* _Written request_: Give the number of lines that include the string "Deceduti", nothing more.

==== Data entries

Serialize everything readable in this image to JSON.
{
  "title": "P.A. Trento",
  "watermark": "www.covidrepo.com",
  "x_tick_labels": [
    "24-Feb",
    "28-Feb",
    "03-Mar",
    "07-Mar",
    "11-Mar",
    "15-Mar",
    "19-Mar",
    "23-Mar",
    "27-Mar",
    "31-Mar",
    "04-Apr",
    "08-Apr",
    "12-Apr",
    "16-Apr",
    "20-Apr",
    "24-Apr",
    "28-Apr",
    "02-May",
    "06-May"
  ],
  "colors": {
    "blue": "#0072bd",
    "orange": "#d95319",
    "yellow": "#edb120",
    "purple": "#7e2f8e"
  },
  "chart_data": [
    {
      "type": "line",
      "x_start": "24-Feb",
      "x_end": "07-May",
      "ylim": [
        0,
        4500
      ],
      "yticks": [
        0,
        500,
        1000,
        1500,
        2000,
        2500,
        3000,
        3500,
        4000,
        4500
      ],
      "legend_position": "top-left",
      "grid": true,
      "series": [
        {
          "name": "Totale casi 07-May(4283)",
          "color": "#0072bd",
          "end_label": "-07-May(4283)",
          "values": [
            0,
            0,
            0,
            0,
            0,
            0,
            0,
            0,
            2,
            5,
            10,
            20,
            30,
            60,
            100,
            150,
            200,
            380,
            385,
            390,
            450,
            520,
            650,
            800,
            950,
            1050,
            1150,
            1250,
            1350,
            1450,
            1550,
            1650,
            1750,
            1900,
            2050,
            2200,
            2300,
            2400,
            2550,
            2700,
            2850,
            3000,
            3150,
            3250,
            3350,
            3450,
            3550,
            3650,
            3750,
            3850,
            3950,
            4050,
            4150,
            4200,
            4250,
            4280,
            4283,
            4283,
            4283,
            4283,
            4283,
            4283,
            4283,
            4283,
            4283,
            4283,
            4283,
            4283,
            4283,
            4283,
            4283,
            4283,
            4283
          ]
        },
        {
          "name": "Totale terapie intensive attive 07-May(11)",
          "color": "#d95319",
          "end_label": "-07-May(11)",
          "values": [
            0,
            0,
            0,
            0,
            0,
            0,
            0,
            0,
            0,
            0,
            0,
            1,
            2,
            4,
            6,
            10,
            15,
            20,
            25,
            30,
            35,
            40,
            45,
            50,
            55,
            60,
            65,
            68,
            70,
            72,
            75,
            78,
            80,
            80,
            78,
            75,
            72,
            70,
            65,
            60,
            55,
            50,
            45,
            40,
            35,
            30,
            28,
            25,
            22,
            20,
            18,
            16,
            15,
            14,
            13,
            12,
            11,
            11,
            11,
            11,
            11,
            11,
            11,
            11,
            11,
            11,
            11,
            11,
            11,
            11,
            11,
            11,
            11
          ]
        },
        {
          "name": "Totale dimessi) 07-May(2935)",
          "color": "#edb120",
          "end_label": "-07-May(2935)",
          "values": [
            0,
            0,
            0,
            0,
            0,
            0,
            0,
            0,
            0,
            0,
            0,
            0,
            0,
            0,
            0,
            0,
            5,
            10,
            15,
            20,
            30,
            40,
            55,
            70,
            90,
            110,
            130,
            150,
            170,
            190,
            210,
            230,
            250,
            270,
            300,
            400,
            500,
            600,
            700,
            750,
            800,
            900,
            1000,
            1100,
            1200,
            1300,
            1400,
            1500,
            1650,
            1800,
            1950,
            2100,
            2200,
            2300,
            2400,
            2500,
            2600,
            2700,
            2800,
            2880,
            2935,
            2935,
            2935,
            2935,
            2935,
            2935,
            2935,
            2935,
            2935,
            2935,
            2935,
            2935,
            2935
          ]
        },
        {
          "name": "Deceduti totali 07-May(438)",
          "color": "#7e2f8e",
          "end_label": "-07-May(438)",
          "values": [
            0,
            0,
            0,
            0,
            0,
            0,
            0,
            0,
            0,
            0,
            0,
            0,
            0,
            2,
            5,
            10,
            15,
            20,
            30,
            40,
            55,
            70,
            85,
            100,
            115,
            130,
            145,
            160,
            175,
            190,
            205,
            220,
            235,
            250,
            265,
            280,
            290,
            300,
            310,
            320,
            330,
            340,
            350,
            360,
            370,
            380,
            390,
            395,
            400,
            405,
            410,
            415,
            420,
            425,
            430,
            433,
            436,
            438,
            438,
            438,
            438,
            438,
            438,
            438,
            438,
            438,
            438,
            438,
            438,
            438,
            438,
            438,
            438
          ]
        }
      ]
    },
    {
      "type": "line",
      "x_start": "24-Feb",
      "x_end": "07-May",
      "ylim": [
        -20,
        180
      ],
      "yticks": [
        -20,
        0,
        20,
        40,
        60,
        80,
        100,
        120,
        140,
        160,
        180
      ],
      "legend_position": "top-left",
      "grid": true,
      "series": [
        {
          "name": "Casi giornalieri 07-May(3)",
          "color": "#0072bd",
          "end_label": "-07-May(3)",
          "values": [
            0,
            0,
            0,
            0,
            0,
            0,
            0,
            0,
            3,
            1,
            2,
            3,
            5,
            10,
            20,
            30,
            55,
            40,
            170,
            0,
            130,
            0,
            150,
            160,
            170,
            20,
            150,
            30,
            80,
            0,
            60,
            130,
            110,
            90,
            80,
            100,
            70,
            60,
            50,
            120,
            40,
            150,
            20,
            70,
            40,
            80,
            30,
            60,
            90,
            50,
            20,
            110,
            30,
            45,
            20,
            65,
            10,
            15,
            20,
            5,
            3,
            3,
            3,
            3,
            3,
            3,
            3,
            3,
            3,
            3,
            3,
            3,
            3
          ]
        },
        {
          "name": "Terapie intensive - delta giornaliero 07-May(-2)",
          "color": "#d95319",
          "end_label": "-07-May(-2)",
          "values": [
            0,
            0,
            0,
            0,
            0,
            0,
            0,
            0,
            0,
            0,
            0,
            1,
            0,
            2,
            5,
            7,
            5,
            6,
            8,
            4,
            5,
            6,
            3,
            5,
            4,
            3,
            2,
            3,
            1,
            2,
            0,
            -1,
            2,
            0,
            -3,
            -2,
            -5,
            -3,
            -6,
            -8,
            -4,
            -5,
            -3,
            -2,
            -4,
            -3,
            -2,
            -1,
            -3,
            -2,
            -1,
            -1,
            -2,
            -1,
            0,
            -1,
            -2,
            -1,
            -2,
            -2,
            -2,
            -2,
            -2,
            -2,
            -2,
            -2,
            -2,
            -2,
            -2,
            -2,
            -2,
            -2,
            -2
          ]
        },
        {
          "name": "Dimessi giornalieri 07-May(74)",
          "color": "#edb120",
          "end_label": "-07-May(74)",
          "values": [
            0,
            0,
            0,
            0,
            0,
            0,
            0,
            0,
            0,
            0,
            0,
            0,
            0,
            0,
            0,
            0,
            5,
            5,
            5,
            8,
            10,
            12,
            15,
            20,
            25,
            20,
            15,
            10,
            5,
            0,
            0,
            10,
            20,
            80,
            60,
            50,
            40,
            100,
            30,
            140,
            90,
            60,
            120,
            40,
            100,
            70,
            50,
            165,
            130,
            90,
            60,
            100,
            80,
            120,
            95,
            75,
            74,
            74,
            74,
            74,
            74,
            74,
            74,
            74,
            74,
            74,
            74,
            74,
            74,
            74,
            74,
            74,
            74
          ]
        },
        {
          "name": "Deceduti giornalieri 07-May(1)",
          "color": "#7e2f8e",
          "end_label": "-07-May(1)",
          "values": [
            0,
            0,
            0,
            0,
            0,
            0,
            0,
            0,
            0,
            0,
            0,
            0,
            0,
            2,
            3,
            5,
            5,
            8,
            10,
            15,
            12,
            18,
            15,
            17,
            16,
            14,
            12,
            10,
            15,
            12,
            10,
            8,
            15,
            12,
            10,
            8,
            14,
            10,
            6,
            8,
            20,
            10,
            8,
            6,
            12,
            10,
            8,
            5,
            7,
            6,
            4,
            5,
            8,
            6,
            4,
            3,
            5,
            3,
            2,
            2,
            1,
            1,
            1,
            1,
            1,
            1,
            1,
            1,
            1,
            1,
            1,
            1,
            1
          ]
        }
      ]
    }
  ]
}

========

* _Exercise answer_: 2